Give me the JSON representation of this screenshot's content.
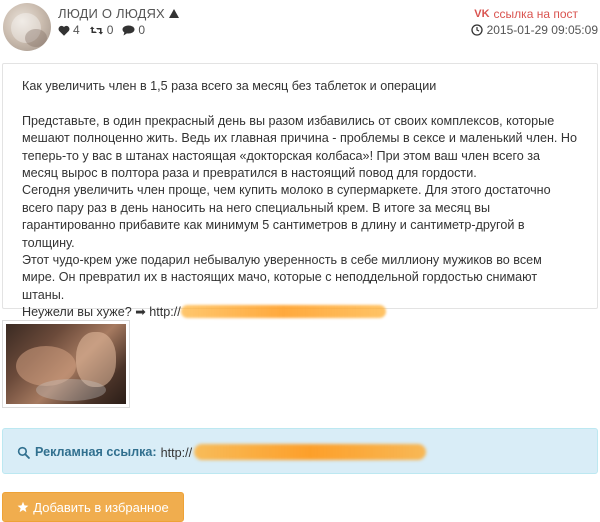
{
  "header": {
    "username": "ЛЮДИ О ЛЮДЯХ",
    "likes": "4",
    "reposts": "0",
    "comments": "0",
    "post_link_label": "ссылка на пост",
    "date": "2015-01-29 09:05:09"
  },
  "message": {
    "title": "Как увеличить член в 1,5 раза всего за месяц без таблеток и операции",
    "lines": [
      "Представьте, в один прекрасный день вы разом избавились от своих комплексов, которые мешают полноценно жить. Ведь их главная причина - проблемы в сексе и маленький член. Но теперь-то у вас в штанах настоящая «докторская колбаса»! При этом ваш член всего за месяц вырос в полтора раза и превратился в настоящий повод для гордости.",
      "Сегодня увеличить член проще, чем купить молоко в супермаркете. Для этого достаточно всего пару раз в день наносить на него специальный крем. В итоге за месяц вы гарантированно прибавите как минимум 5 сантиметров в длину и сантиметр-другой в толщину.",
      "Этот чудо-крем уже подарил небывалую уверенность в себе миллиону мужиков во всем мире. Он превратил их в настоящих мачо, которые с неподдельной гордостью снимают штаны."
    ],
    "final_line": "Неужели вы хуже? ➡ http://"
  },
  "ad": {
    "label": "Рекламная ссылка:",
    "url_prefix": "http://"
  },
  "favorite_button": {
    "label": "Добавить в избранное"
  },
  "colors": {
    "accent_red": "#d9534f",
    "info_bg": "#d9edf7",
    "info_text": "#31708f",
    "warning_button": "#f0ad4e"
  },
  "icons": [
    "heart-icon",
    "retweet-icon",
    "comment-icon",
    "vk-icon",
    "clock-icon",
    "search-icon",
    "star-icon",
    "caret-up-icon"
  ]
}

→ Short problem:
Copy out each line of the records where the string "ссылка" appears.

→ Written response:
    "post_link_label": "ссылка на пост",
    "label": "Рекламная ссылка:",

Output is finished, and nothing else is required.